— TASK MATERIAL —
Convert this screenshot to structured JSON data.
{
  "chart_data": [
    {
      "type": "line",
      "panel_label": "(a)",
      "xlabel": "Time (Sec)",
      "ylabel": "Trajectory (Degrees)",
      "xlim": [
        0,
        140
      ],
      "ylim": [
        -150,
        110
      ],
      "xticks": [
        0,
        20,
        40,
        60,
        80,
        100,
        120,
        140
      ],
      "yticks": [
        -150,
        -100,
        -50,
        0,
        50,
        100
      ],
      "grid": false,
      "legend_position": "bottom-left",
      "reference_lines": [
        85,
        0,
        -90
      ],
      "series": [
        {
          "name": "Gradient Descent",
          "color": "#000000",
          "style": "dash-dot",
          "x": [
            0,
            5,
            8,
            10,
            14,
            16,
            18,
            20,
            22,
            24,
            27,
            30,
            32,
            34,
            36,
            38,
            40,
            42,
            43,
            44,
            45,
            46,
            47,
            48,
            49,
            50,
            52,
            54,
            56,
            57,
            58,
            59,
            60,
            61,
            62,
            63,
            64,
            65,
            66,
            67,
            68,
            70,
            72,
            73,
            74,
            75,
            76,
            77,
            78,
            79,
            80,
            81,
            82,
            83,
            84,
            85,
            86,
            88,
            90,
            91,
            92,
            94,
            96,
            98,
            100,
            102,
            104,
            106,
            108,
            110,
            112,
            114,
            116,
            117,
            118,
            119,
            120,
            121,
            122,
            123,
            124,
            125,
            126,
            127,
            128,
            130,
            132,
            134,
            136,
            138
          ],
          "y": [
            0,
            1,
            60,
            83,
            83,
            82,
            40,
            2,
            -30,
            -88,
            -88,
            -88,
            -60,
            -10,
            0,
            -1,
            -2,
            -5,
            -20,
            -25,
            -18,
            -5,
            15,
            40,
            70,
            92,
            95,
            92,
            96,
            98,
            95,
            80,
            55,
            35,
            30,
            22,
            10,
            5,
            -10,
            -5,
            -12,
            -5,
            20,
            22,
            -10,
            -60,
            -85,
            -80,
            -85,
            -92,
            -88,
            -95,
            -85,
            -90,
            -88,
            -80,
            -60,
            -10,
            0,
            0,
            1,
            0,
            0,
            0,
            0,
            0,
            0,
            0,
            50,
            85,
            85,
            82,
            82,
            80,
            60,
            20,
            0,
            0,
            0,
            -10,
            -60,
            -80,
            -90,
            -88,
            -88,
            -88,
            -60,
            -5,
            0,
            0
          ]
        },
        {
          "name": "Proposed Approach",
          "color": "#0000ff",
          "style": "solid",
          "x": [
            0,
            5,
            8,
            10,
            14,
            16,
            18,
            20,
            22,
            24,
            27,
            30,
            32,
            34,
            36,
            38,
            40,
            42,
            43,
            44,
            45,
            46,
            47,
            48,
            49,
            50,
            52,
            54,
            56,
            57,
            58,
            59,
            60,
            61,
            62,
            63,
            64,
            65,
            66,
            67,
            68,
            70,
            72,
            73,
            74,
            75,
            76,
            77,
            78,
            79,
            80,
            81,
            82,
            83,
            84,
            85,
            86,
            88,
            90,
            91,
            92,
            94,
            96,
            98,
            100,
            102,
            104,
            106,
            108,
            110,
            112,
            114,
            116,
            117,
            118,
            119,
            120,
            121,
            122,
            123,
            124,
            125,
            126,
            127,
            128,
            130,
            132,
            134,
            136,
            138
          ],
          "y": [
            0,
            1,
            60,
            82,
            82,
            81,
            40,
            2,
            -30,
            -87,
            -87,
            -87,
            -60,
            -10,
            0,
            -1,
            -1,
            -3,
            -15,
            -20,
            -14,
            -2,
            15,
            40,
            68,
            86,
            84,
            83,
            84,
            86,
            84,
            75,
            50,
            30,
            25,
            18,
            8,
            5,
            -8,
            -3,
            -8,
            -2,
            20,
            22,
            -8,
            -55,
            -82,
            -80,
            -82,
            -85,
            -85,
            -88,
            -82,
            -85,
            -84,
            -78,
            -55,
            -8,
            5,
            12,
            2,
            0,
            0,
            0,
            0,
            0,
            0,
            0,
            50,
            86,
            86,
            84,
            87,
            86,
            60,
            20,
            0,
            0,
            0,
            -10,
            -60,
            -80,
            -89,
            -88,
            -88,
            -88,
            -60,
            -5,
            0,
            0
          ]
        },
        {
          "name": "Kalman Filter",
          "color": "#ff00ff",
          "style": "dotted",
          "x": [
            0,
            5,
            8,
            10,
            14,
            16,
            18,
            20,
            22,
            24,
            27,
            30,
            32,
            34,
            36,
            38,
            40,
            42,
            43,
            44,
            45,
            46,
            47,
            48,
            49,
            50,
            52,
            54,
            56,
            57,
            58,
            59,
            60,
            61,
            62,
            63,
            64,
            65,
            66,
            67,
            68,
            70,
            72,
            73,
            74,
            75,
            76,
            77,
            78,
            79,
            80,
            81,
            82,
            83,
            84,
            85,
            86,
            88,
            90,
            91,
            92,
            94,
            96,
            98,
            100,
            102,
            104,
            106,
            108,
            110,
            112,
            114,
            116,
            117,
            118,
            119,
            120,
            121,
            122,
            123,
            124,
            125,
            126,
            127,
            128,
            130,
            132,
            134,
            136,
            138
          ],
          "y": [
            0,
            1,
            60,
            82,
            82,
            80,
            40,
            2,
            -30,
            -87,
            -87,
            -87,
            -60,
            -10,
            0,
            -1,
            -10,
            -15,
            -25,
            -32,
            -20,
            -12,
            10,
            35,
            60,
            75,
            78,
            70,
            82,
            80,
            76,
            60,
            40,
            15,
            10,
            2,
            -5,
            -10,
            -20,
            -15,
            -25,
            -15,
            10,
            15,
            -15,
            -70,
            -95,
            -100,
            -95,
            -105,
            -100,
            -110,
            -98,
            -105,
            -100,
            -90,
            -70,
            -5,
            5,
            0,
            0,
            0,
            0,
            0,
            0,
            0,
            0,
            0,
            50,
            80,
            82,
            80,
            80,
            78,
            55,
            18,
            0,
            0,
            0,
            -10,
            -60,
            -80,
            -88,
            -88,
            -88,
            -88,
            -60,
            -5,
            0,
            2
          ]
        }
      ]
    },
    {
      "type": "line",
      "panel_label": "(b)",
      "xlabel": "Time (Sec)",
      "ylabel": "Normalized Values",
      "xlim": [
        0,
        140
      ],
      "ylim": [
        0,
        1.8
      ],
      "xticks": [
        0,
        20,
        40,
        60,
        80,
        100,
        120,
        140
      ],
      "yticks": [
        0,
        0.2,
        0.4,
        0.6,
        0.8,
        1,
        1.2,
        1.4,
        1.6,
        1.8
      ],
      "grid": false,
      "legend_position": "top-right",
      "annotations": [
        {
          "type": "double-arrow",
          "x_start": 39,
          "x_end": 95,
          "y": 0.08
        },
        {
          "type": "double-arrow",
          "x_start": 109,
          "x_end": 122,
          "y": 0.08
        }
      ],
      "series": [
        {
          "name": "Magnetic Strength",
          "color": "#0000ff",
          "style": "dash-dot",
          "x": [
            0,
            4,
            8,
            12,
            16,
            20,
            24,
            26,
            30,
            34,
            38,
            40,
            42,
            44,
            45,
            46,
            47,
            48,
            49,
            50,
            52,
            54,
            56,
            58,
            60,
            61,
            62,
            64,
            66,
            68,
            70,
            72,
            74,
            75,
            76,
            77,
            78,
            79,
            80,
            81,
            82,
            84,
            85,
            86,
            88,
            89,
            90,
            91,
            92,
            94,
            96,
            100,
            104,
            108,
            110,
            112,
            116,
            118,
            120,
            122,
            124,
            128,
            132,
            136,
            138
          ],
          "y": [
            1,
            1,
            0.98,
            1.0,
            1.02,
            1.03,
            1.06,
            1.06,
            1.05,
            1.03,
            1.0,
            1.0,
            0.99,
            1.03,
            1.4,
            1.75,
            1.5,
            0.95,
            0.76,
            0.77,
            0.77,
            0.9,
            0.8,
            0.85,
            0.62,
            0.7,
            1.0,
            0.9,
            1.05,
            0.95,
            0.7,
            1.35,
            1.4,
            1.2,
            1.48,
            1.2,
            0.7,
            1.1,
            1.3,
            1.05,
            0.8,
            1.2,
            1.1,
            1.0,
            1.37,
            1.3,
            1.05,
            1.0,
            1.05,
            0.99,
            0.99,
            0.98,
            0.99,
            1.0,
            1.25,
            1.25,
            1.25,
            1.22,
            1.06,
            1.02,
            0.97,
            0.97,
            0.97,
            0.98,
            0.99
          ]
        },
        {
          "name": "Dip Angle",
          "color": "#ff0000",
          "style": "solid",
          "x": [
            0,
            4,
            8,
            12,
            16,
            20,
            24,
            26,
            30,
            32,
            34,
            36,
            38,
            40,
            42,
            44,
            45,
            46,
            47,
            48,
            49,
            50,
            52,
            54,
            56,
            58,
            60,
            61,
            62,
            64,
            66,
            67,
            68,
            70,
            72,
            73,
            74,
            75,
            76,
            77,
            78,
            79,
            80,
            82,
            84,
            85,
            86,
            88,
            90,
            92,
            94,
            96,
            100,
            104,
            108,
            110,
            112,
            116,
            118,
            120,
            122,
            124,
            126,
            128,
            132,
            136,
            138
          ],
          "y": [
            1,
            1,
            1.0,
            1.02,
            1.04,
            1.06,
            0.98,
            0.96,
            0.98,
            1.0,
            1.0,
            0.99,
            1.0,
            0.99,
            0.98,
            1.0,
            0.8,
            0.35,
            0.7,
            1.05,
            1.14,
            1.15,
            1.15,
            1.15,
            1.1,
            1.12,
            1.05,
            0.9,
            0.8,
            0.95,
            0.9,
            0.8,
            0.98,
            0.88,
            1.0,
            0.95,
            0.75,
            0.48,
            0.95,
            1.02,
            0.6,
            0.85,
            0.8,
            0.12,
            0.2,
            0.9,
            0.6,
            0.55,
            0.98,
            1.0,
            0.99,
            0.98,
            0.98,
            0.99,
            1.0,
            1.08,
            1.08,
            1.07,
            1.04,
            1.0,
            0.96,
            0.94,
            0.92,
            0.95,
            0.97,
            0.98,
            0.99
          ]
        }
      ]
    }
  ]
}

— WHAT THIS TASK INVOLVES —
List each line of the records that holds the string "name".

— CORRECT RESULT —
          "name": "Gradient Descent",
          "name": "Proposed Approach",
          "name": "Kalman Filter",
          "name": "Magnetic Strength",
          "name": "Dip Angle",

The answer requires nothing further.